━━━━━ Records supplied

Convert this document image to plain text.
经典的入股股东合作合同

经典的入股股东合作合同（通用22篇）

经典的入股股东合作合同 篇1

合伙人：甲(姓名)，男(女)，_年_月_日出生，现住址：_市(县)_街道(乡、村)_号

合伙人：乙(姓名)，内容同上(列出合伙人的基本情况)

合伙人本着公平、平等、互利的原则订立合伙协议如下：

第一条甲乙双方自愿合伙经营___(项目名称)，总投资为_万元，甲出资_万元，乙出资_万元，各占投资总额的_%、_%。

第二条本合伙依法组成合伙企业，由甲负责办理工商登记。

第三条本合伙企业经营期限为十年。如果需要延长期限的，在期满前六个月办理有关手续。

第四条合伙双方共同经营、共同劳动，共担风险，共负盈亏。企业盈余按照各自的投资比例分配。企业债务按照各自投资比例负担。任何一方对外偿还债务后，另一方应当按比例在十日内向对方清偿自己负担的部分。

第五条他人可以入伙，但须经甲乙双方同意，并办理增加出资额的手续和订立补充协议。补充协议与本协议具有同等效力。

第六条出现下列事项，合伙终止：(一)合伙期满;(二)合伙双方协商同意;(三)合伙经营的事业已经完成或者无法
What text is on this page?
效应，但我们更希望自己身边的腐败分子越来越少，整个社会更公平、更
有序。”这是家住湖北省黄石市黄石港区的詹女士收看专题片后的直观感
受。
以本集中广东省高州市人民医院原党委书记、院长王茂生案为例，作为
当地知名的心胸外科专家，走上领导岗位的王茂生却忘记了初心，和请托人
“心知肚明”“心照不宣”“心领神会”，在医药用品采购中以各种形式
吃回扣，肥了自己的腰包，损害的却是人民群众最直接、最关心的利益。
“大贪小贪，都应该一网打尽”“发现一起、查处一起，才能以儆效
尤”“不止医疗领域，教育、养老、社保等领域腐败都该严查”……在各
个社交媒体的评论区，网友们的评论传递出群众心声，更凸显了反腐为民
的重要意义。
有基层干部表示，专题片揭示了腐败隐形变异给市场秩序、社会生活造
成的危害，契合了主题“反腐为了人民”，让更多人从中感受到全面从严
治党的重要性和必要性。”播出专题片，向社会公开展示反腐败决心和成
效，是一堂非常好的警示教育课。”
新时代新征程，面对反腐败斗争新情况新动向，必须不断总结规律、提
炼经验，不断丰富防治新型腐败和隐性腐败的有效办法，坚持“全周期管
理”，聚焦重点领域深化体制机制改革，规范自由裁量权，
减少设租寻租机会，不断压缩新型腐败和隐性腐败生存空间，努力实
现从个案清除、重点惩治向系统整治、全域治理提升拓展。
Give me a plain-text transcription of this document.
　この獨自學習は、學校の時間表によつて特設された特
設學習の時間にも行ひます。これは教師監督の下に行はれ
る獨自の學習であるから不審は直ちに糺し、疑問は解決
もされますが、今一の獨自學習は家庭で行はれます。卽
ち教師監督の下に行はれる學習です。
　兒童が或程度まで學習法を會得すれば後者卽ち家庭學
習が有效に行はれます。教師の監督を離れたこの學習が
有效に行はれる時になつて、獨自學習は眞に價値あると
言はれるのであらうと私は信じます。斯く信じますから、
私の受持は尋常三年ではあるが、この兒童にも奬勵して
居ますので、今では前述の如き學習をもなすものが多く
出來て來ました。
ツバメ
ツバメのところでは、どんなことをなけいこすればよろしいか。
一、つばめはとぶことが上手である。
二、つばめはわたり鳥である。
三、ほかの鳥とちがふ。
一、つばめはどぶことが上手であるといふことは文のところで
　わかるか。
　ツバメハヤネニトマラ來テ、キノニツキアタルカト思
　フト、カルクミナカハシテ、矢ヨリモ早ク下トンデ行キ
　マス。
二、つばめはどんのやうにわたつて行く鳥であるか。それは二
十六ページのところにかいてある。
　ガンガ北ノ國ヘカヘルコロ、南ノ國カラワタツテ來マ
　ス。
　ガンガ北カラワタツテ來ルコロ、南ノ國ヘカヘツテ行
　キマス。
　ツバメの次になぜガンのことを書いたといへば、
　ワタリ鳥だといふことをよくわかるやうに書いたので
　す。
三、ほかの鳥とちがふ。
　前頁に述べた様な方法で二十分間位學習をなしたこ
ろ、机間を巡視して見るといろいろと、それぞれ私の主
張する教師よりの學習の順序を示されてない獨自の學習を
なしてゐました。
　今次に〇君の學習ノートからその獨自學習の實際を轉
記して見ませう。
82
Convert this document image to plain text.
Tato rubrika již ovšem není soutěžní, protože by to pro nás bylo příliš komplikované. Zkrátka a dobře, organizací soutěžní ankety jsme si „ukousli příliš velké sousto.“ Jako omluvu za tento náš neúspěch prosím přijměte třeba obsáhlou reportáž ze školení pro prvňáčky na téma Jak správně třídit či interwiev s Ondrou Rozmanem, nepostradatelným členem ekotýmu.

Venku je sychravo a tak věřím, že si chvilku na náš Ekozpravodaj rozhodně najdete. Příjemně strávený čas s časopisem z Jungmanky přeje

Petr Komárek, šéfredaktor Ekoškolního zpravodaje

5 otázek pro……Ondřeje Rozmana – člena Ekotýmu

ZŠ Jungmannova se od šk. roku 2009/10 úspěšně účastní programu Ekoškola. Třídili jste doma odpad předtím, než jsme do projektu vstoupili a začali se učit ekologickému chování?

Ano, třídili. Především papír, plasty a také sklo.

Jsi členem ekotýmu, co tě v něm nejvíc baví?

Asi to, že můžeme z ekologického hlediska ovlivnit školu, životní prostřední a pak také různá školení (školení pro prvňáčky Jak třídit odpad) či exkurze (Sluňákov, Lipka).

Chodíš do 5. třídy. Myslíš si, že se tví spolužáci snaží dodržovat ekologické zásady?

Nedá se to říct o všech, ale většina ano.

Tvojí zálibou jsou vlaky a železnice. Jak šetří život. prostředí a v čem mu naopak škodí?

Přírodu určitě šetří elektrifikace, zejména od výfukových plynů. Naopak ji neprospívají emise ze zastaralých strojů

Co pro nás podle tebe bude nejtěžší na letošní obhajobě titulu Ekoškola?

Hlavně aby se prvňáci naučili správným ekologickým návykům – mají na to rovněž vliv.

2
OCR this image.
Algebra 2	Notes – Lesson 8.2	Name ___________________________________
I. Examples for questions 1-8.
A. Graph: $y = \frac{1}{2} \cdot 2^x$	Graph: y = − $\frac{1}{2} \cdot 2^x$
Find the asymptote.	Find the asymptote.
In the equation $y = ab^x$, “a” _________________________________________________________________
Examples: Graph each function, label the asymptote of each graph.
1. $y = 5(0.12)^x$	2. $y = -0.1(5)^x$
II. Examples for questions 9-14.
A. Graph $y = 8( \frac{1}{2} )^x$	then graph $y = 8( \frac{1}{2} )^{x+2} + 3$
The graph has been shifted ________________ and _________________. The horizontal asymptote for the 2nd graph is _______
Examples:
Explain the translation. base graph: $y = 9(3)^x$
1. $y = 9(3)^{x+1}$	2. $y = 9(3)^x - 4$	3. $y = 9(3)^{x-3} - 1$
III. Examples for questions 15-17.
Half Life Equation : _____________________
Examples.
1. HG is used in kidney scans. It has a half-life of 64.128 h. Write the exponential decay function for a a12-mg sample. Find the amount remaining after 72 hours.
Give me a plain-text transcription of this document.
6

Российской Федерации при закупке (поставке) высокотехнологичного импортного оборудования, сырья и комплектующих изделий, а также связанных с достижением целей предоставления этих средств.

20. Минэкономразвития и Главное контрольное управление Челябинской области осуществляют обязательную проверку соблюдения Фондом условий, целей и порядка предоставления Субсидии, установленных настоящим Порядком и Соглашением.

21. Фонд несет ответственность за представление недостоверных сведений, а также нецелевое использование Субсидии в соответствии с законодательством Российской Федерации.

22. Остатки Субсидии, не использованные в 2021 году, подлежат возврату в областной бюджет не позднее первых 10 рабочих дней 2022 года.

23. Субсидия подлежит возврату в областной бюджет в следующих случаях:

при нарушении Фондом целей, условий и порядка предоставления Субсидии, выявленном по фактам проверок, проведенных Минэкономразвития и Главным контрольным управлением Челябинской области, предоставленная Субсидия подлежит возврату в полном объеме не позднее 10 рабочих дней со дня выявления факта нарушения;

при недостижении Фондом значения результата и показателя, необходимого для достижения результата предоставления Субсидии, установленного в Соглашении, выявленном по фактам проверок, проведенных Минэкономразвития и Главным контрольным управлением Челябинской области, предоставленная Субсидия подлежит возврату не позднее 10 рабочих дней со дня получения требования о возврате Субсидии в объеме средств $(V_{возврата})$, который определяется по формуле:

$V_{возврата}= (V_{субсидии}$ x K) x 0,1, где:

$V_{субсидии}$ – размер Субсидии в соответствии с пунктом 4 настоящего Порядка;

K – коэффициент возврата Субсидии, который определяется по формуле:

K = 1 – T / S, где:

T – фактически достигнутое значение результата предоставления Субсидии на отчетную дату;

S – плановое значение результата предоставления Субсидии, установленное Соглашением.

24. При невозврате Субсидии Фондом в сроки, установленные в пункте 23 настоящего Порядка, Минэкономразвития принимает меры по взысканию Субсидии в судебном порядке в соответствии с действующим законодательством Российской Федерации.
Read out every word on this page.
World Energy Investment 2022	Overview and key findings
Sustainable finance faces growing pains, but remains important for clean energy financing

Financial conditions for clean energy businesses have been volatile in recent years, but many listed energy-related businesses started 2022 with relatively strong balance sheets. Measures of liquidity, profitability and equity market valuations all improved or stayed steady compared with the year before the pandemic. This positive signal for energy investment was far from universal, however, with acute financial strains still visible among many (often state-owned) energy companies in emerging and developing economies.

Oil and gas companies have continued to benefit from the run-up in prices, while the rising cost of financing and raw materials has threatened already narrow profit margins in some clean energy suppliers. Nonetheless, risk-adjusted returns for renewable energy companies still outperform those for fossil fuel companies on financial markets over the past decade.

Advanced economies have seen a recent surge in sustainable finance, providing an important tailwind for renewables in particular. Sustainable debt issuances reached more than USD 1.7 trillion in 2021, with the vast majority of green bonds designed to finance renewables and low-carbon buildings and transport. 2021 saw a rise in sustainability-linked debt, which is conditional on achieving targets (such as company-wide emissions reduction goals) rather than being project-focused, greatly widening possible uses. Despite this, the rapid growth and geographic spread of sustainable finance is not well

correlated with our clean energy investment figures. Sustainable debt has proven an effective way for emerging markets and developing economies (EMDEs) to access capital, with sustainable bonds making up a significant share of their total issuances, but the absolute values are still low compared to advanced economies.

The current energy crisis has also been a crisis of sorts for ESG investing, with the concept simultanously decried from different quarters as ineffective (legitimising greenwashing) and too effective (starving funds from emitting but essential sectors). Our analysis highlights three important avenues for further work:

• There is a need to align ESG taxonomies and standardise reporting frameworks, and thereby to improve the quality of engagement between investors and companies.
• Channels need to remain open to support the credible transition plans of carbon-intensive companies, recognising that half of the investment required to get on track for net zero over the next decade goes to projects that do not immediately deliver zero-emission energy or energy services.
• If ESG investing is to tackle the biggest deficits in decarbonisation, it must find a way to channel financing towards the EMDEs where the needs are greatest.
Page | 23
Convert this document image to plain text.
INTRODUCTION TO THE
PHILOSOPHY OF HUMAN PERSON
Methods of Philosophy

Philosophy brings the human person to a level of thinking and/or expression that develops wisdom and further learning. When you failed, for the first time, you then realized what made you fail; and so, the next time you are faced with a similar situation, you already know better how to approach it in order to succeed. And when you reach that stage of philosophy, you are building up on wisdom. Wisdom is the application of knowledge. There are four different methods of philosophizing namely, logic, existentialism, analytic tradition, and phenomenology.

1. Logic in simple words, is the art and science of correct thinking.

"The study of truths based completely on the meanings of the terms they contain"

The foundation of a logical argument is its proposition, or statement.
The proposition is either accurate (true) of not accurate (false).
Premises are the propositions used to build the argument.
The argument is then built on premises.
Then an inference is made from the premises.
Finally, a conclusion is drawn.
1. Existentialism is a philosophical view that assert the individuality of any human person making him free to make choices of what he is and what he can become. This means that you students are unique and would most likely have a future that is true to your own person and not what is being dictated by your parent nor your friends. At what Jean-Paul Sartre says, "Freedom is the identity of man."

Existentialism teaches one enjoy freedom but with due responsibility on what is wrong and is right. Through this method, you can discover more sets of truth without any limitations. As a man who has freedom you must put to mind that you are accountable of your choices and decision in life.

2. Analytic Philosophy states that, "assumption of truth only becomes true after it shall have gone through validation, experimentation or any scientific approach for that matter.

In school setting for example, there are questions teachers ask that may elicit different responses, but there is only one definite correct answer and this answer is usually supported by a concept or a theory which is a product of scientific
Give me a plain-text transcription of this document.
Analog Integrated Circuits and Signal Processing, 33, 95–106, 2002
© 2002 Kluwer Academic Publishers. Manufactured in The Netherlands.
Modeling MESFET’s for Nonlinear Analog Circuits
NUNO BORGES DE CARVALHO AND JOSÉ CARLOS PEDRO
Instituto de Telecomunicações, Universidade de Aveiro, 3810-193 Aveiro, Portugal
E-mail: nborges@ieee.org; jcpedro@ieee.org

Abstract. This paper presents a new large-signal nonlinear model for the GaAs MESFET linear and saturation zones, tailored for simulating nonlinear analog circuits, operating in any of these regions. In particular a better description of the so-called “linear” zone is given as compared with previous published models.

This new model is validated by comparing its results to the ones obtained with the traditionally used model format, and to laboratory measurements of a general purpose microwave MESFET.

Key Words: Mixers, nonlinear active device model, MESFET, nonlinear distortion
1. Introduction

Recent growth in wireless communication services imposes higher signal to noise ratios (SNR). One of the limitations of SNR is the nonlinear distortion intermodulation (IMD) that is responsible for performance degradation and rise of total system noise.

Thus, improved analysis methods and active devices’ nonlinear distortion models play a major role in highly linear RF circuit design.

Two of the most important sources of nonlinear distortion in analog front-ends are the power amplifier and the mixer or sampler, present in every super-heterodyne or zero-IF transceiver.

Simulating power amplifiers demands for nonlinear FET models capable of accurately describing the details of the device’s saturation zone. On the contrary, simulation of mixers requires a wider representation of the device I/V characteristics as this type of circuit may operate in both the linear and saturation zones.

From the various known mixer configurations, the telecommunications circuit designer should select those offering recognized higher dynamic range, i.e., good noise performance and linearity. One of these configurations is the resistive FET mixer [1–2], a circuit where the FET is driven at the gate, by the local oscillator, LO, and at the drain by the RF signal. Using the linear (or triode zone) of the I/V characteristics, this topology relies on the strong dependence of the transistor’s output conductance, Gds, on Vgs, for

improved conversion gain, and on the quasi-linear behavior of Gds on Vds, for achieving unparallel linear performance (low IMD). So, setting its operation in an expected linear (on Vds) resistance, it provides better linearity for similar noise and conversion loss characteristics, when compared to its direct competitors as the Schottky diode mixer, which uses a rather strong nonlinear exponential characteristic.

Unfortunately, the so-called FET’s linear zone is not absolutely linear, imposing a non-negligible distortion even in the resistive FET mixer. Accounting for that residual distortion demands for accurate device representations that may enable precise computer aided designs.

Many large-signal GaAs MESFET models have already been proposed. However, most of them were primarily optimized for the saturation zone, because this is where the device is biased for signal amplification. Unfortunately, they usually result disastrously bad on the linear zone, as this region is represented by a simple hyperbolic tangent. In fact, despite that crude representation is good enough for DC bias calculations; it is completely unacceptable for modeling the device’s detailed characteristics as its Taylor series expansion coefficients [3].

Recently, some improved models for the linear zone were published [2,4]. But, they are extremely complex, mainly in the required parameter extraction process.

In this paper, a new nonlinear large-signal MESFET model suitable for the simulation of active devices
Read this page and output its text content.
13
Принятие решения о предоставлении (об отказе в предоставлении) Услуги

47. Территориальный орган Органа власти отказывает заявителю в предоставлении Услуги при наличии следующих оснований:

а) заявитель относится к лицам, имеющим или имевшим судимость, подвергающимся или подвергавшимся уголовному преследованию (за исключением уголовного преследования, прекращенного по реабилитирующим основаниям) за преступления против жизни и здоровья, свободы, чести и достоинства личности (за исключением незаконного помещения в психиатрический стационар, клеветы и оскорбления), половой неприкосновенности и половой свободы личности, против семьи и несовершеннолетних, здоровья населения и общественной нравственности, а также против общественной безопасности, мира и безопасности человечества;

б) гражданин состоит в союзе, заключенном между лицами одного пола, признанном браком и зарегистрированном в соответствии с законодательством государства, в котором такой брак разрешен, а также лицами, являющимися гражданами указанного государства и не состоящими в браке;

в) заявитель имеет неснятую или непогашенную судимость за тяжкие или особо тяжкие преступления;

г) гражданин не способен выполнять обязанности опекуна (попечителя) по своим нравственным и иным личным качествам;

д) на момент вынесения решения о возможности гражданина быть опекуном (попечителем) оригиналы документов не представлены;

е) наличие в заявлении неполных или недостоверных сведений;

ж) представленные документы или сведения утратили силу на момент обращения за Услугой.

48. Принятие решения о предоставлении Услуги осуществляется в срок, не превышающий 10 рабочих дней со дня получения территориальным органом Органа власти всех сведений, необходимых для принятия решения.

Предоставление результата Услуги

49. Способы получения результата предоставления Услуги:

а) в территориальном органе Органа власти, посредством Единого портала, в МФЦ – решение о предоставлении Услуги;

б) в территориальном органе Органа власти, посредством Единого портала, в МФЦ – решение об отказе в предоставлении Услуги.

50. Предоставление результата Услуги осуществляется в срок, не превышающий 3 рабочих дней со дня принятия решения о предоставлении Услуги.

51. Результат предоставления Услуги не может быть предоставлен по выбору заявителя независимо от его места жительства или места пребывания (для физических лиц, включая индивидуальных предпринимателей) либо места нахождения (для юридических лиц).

━━━━━━━━━━

To be done:
Count each line of the entries that holds the word "经典的入股股东合作合同", then state the total and nothing more.

Answer:
3